= GIVEN EXERCISE =
Set the following entries down again exactly, line by line.

= LISTING =
===
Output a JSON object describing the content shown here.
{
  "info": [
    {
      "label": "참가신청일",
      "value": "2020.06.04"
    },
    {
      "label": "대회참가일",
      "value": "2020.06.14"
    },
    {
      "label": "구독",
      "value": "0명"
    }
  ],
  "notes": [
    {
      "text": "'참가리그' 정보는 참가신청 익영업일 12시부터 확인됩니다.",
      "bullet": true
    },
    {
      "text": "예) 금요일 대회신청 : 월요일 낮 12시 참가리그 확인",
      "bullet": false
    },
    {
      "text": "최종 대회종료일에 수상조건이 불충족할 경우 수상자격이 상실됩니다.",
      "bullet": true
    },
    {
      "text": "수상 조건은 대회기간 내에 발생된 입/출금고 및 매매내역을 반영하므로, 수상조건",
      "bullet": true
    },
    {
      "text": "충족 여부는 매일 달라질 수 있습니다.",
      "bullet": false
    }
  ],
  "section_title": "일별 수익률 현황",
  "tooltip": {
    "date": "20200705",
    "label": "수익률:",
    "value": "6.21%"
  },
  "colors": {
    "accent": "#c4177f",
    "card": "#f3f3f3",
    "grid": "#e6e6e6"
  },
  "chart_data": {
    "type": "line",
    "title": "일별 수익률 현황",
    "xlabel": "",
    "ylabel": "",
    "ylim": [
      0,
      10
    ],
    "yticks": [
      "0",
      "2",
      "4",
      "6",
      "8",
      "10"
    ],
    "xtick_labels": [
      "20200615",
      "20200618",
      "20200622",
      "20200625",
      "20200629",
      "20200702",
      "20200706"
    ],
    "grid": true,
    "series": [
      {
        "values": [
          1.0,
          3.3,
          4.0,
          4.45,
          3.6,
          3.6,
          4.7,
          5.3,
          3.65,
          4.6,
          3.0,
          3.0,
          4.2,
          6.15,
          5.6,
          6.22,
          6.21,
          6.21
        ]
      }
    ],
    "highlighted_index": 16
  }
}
===
= EXERCISE SOLUTION =
Output a JSON object describing the content shown here.
{
  "info": [
    {
      "label": "참가신청일",
      "value": "2020.06.04"
    },
    {
      "label": "대회참가일",
      "value": "2020.06.14"
    },
    {
      "label": "구독",
      "value": "0명"
    }
  ],
  "notes": [
    {
      "text": "'참가리그' 정보는 참가신청 익영업일 12시부터 확인됩니다.",
      "bullet": true
    },
    {
      "text": "예) 금요일 대회신청 : 월요일 낮 12시 참가리그 확인",
      "bullet": false
    },
    {
      "text": "최종 대회종료일에 수상조건이 불충족할 경우 수상자격이 상실됩니다.",
      "bullet": true
    },
    {
      "text": "수상 조건은 대회기간 내에 발생된 입/출금고 및 매매내역을 반영하므로, 수상조건",
      "bullet": true
    },
    {
      "text": "충족 여부는 매일 달라질 수 있습니다.",
      "bullet": false
    }
  ],
  "section_title": "일별 수익률 현황",
  "tooltip": {
    "date": "20200705",
    "label": "수익률:",
    "value": "6.21%"
  },
  "colors": {
    "accent": "#c4177f",
    "card": "#f3f3f3",
    "grid": "#e6e6e6"
  },
  "chart_data": {
    "type": "line",
    "title": "일별 수익률 현황",
    "xlabel": "",
    "ylabel": "",
    "ylim": [
      0,
      10
    ],
    "yticks": [
      "0",
      "2",
      "4",
      "6",
      "8",
      "10"
    ],
    "xtick_labels": [
      "20200615",
      "20200618",
      "20200622",
      "20200625",
      "20200629",
      "20200702",
      "20200706"
    ],
    "grid": true,
    "series": [
      {
        "values": [
          1.0,
          3.3,
          4.0,
          4.45,
          3.6,
          3.6,
          4.7,
          5.3,
          3.65,
          4.6,
          3.0,
          3.0,
          4.2,
          6.15,
          5.6,
          6.22,
          6.21,
          6.21
        ]
      }
    ],
    "highlighted_index": 16
  }
}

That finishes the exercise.